**PROBLEM TO WORK ON:** Gather each line containing the string "emit" from these entries.

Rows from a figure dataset

_ _ _ _ _ _ _

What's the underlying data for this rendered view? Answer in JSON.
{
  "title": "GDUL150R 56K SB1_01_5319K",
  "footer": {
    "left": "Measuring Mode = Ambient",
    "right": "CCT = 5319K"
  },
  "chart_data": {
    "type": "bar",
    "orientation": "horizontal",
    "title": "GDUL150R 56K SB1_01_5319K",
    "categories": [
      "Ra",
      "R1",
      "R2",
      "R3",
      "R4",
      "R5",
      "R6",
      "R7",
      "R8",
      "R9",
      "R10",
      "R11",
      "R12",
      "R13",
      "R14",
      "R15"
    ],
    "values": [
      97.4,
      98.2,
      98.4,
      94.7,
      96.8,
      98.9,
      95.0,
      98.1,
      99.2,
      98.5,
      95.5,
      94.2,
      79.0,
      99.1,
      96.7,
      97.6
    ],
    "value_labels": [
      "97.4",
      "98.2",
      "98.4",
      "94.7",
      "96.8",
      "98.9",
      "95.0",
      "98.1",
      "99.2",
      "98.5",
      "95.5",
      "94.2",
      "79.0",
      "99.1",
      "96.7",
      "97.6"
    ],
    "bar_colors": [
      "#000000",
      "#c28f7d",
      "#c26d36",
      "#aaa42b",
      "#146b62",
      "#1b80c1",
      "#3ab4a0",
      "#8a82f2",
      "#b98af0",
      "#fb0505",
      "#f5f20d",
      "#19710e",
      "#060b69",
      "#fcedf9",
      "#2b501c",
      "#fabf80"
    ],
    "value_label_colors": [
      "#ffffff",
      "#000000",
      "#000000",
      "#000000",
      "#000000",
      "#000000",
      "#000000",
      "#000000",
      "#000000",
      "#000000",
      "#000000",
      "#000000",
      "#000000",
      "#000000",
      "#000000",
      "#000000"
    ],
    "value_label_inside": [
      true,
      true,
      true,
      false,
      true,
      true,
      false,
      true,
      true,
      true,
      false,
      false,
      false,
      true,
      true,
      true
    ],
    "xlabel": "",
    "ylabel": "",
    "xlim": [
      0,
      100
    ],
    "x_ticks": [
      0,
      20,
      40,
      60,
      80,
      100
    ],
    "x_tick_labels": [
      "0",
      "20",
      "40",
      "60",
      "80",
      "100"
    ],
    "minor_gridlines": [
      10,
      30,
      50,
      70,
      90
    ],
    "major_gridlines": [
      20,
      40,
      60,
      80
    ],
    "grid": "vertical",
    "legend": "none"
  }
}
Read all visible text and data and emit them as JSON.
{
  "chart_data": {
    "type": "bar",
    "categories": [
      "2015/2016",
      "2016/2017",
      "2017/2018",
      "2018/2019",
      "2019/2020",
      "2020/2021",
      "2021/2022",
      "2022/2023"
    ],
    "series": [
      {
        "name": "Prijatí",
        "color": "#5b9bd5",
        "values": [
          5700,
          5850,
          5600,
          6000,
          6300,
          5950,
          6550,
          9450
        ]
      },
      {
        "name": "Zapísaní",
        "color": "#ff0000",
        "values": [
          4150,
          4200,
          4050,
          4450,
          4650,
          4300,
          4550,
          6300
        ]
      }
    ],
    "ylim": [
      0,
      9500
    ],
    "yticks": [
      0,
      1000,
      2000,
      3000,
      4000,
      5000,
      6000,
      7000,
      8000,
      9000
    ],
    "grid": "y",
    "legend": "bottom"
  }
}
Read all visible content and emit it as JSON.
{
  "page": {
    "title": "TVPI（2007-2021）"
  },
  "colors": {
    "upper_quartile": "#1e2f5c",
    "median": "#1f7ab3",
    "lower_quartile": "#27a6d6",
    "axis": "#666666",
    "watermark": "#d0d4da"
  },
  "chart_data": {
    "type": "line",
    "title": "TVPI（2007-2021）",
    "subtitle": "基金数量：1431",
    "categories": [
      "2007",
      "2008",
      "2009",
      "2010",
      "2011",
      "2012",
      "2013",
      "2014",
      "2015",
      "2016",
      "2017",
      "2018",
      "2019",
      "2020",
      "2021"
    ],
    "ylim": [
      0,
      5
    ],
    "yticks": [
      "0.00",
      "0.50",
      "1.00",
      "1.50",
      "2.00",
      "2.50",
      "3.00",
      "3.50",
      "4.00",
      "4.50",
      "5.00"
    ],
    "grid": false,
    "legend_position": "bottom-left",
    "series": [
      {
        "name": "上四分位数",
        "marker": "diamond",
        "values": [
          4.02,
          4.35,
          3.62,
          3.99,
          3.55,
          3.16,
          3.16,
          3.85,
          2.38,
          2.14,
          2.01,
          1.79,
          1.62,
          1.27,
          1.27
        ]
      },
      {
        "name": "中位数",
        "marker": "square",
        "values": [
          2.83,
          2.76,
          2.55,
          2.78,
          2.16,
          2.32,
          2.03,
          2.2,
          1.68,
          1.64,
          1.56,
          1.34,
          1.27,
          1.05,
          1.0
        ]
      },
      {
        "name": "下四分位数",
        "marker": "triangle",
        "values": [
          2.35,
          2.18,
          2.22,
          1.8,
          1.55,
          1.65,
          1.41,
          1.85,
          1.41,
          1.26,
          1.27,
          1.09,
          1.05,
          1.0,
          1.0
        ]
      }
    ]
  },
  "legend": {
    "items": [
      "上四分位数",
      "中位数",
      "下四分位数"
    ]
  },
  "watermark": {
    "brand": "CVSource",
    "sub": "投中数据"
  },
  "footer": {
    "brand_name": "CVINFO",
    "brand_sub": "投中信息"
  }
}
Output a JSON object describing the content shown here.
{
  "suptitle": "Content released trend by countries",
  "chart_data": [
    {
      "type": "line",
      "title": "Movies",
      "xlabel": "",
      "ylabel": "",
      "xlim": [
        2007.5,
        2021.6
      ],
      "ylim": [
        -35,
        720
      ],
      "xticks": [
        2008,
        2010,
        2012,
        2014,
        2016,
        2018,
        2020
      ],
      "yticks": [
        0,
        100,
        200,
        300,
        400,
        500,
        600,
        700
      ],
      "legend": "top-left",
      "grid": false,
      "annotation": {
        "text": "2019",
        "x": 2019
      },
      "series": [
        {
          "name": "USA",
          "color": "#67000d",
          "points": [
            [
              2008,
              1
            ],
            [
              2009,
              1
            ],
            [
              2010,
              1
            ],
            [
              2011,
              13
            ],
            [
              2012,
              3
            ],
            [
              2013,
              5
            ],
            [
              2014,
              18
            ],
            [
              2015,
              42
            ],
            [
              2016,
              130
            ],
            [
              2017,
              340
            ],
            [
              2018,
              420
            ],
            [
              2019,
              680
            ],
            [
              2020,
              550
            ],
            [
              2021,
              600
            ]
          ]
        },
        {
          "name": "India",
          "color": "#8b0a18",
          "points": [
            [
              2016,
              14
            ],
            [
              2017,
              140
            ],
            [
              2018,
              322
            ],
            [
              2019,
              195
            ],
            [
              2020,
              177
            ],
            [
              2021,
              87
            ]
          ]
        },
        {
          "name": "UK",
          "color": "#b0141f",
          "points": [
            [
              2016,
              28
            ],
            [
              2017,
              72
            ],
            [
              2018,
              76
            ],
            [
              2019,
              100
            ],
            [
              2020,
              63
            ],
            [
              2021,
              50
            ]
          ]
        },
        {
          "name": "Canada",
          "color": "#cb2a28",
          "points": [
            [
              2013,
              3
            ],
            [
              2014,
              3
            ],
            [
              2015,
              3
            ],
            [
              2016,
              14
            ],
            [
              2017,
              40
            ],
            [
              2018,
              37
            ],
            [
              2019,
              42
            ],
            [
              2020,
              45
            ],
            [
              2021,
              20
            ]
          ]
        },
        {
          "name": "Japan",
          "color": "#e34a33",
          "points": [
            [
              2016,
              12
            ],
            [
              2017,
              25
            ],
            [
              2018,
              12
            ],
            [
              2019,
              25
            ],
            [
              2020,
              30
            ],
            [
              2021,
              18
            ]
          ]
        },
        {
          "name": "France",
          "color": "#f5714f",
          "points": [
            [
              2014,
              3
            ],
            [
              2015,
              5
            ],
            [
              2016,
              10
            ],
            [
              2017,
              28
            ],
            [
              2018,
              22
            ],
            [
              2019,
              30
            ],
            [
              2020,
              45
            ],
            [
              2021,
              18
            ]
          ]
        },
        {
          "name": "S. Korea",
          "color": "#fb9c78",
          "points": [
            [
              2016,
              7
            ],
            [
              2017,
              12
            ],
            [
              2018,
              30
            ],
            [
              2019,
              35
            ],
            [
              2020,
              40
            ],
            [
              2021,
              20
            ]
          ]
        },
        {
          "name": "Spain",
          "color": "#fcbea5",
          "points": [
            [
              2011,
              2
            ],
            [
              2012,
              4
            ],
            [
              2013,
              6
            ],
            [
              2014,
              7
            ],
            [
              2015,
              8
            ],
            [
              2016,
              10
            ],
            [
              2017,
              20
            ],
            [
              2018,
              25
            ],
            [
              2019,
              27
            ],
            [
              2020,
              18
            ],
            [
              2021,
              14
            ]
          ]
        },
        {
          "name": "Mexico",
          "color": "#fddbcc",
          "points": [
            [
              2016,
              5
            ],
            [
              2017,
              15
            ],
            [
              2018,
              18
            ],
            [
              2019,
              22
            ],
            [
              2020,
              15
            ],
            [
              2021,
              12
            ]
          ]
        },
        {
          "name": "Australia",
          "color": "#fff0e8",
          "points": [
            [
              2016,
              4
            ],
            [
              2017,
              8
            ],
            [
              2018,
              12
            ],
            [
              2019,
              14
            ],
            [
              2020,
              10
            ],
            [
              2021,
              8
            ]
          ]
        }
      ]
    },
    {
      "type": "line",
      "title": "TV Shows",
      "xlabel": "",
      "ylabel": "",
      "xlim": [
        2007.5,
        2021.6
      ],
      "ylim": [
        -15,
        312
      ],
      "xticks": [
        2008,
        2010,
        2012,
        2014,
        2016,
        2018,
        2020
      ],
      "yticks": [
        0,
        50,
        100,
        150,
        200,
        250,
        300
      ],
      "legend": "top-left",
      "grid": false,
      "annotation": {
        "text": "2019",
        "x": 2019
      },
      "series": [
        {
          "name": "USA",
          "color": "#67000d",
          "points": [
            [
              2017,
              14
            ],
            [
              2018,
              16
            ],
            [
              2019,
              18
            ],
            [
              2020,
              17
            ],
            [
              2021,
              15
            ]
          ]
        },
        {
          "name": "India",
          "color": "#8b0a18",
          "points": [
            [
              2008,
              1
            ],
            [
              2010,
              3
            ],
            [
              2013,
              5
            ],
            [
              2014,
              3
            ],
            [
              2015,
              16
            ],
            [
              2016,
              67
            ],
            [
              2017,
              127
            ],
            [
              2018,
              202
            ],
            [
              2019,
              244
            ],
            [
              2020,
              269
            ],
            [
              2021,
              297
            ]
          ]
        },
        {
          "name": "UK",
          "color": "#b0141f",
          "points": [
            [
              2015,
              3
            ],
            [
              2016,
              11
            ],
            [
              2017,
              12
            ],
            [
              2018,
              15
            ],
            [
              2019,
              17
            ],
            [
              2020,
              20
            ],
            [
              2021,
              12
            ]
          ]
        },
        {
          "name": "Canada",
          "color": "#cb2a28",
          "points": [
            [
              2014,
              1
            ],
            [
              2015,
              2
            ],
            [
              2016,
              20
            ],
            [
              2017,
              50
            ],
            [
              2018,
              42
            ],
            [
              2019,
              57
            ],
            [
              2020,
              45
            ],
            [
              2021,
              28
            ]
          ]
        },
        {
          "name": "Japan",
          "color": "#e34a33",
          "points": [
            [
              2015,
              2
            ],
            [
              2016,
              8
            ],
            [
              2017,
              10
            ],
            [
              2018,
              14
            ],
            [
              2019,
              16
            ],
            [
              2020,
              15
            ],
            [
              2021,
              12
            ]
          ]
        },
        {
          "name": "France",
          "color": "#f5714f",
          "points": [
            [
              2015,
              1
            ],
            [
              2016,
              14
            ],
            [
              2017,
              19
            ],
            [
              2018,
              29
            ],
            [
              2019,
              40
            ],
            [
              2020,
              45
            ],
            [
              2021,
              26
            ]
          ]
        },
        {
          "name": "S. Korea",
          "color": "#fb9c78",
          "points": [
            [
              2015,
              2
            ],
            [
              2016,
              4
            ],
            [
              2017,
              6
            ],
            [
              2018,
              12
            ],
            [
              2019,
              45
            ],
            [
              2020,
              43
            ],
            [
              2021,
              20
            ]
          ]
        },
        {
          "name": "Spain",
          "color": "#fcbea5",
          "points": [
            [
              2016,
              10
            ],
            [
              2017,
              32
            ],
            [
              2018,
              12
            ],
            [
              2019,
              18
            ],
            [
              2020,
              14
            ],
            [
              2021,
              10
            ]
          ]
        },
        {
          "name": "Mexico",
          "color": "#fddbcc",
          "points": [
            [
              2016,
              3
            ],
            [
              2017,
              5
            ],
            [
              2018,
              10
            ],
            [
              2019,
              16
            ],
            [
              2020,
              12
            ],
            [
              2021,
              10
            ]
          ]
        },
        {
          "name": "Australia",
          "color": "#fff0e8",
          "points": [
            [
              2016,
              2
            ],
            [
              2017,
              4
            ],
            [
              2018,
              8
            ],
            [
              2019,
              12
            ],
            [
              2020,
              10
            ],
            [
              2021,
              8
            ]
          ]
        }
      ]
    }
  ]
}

_ _ _ _ _ _ _

**TASK OUTPUT:**
Read all visible text and data and emit them as JSON.
Read all visible content and emit it as JSON.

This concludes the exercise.